[Listed records]

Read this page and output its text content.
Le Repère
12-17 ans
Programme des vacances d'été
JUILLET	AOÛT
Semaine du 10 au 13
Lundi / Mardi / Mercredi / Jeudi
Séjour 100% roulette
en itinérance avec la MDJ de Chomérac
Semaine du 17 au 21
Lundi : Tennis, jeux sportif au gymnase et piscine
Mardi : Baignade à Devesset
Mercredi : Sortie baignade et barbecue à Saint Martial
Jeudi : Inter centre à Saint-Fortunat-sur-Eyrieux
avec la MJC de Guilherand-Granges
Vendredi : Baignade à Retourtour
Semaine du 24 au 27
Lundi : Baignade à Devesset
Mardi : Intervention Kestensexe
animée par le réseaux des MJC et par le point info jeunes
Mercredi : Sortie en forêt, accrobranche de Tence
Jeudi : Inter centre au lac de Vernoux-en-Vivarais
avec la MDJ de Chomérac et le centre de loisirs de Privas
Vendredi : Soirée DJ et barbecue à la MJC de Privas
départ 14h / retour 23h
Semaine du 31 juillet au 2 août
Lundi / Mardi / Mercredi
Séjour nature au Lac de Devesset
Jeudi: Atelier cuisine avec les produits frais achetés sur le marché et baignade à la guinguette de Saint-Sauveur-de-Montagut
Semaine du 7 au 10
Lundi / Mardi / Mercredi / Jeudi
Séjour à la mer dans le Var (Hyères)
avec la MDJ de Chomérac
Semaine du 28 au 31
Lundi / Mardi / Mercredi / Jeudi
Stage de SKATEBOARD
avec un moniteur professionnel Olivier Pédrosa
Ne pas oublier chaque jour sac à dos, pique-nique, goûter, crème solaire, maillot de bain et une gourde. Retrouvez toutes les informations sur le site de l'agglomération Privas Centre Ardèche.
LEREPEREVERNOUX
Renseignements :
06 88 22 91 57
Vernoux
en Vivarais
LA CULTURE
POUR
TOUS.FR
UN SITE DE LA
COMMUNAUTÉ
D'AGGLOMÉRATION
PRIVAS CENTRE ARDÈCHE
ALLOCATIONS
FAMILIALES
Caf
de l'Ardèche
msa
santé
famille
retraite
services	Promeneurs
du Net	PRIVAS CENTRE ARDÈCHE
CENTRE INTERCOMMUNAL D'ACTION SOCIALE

* * *

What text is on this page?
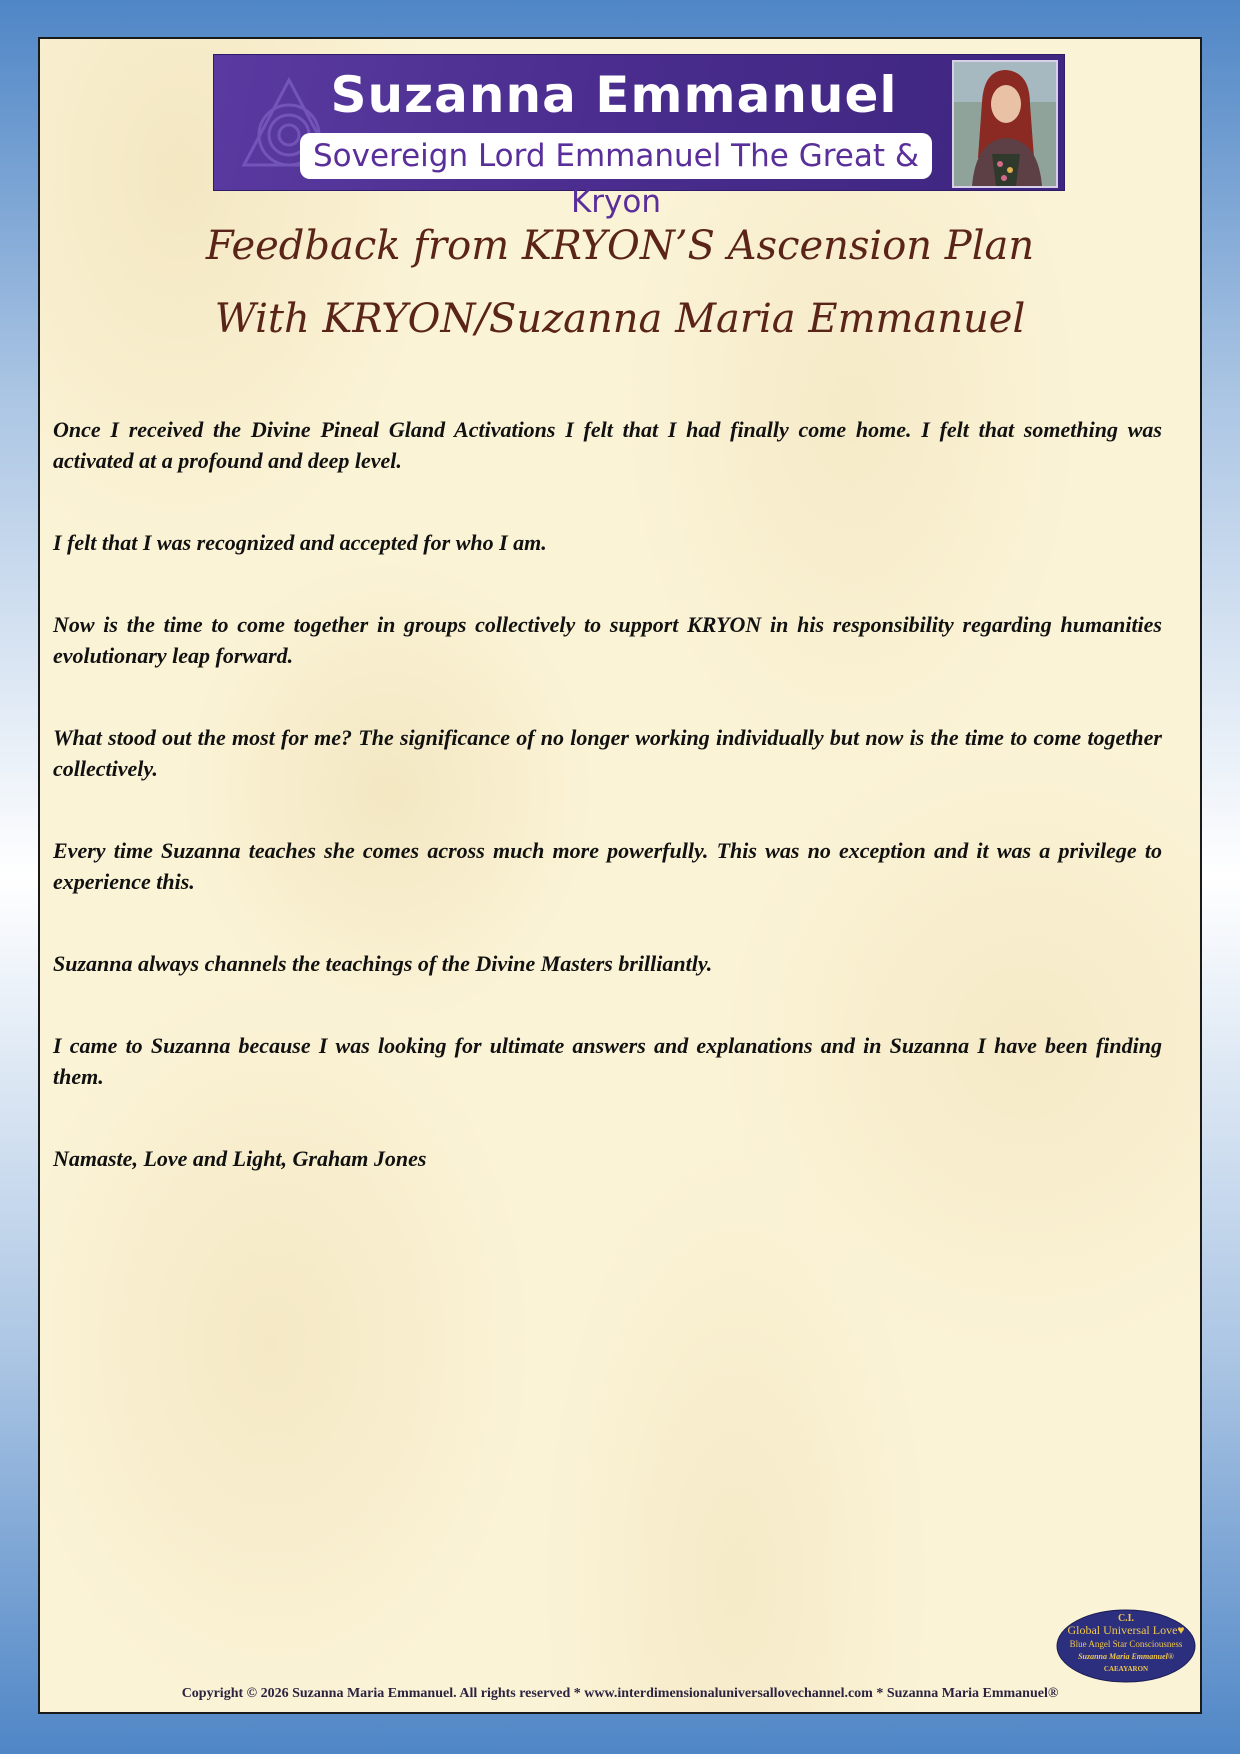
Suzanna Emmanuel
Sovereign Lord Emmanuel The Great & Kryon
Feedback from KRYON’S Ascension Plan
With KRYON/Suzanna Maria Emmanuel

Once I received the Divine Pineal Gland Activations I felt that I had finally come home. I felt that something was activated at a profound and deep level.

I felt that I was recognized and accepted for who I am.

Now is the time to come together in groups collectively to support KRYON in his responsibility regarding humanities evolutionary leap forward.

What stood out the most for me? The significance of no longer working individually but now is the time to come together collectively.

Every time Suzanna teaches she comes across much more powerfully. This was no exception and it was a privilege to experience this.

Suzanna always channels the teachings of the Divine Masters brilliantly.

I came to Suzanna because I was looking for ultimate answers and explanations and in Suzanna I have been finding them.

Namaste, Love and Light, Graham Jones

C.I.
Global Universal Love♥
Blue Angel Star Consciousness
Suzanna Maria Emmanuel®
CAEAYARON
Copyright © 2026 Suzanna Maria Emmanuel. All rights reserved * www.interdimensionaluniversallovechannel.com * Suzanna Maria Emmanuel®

...

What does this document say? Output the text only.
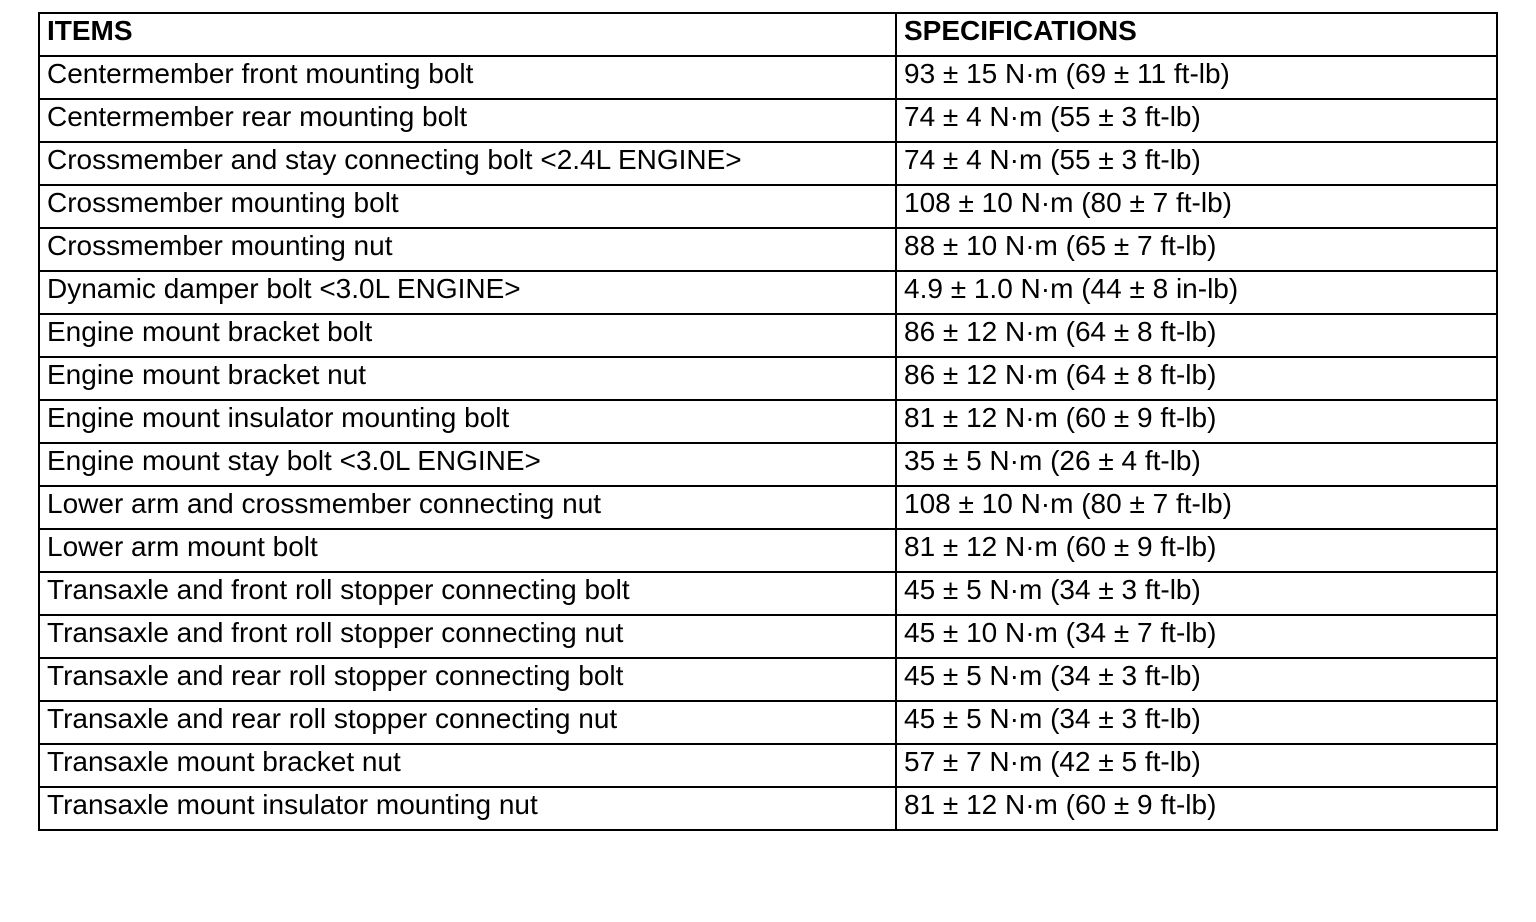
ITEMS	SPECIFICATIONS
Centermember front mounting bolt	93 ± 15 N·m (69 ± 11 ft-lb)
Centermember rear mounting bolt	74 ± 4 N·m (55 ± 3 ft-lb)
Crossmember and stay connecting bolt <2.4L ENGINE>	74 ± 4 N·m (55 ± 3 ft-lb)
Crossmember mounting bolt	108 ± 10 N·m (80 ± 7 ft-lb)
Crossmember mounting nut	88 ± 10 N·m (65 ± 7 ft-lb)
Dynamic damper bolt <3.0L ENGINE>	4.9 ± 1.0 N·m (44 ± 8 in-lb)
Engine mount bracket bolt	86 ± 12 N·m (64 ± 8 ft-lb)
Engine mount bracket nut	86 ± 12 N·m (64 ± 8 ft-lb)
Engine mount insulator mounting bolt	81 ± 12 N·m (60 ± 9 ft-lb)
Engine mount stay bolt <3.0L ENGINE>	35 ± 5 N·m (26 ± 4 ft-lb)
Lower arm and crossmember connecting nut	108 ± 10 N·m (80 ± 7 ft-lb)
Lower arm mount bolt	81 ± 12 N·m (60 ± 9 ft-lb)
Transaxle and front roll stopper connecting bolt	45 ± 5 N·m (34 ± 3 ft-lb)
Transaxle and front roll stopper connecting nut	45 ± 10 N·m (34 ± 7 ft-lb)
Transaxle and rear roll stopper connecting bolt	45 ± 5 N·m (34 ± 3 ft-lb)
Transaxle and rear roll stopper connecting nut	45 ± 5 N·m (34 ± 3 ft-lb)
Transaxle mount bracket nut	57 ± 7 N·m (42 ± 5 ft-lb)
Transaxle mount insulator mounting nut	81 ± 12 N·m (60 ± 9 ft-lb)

[What the task asks] Go through the data and gather every line that holds "time".

[Answer to this exercise]
Now is the time to come together in groups collectively to support KRYON in his responsibility regarding humanities evolutionary leap forward.
What stood out the most for me? The significance of no longer working individually but now is the time to come together collectively.
Every time Suzanna teaches she comes across much more powerfully. This was no exception and it was a privilege to experience this.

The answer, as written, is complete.